### Data shown

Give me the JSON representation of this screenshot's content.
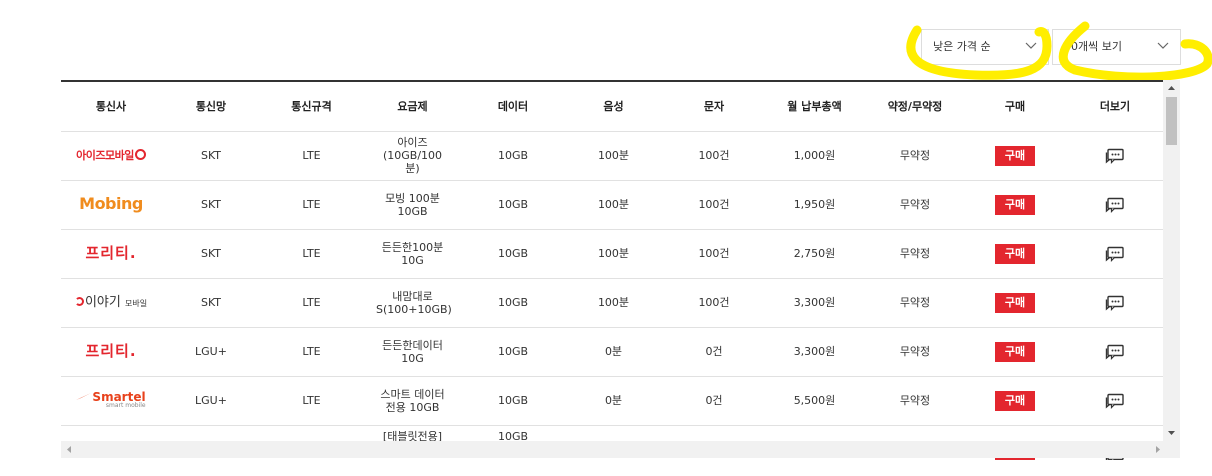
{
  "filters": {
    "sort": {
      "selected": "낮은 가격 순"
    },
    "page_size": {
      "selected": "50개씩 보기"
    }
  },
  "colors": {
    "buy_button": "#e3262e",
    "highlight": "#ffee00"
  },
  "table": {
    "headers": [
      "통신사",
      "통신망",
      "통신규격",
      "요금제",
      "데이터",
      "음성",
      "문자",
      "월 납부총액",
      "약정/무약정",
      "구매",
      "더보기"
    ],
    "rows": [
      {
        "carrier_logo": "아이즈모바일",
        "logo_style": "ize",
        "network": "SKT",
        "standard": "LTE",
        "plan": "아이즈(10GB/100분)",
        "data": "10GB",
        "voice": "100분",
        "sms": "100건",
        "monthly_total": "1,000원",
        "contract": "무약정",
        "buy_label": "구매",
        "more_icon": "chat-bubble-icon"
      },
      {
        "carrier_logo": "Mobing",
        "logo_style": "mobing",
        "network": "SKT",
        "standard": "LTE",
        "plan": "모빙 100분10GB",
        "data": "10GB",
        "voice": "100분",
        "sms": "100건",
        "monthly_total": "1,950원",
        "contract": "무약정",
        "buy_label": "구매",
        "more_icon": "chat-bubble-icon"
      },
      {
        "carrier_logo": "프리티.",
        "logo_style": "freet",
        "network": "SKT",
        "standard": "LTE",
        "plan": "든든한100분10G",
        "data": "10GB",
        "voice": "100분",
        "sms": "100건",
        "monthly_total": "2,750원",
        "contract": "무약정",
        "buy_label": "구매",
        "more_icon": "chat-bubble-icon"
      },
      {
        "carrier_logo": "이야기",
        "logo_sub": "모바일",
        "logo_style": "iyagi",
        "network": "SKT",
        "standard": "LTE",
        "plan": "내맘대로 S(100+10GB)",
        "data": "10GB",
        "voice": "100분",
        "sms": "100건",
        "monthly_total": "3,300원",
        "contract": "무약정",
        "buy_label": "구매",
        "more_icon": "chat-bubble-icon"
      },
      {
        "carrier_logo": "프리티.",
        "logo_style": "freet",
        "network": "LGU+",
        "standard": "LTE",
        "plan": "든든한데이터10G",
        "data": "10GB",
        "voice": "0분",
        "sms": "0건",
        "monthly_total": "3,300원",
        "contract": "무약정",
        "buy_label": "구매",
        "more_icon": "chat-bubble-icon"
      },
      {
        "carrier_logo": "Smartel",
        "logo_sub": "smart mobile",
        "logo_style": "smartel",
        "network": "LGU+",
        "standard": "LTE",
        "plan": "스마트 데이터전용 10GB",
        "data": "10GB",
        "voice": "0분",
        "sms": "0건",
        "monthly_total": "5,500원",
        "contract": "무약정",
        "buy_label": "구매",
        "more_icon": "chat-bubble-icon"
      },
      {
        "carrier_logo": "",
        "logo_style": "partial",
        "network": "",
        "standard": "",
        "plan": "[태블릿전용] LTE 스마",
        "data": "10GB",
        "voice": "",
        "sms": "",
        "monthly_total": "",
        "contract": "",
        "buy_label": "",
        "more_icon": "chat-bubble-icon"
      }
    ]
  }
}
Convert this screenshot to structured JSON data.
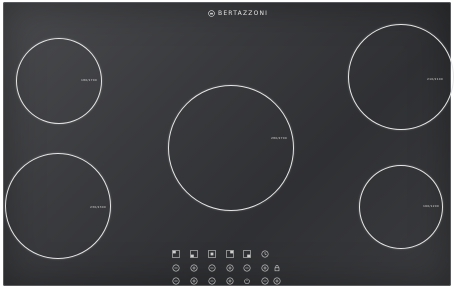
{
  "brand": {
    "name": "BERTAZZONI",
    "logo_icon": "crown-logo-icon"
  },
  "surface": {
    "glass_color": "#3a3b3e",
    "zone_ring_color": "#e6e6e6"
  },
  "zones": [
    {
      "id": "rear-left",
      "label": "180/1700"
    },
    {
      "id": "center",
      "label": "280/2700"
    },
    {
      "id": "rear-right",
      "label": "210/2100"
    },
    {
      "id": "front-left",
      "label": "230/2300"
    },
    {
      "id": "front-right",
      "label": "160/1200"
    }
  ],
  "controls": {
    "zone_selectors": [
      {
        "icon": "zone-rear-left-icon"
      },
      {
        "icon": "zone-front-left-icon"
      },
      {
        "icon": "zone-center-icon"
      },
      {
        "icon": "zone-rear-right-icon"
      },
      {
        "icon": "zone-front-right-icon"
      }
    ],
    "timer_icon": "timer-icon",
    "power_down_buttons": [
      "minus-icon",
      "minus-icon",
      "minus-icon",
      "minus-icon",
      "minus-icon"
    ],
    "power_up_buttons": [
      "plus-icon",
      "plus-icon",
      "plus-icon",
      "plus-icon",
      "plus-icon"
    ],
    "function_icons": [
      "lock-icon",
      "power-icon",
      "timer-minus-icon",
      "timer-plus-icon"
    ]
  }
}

### Written task
Return the lines of the records that include the string "JSON".

### Output below
Give me the JSON representation of this screenshot's content.
Convert this screenshot to structured JSON data.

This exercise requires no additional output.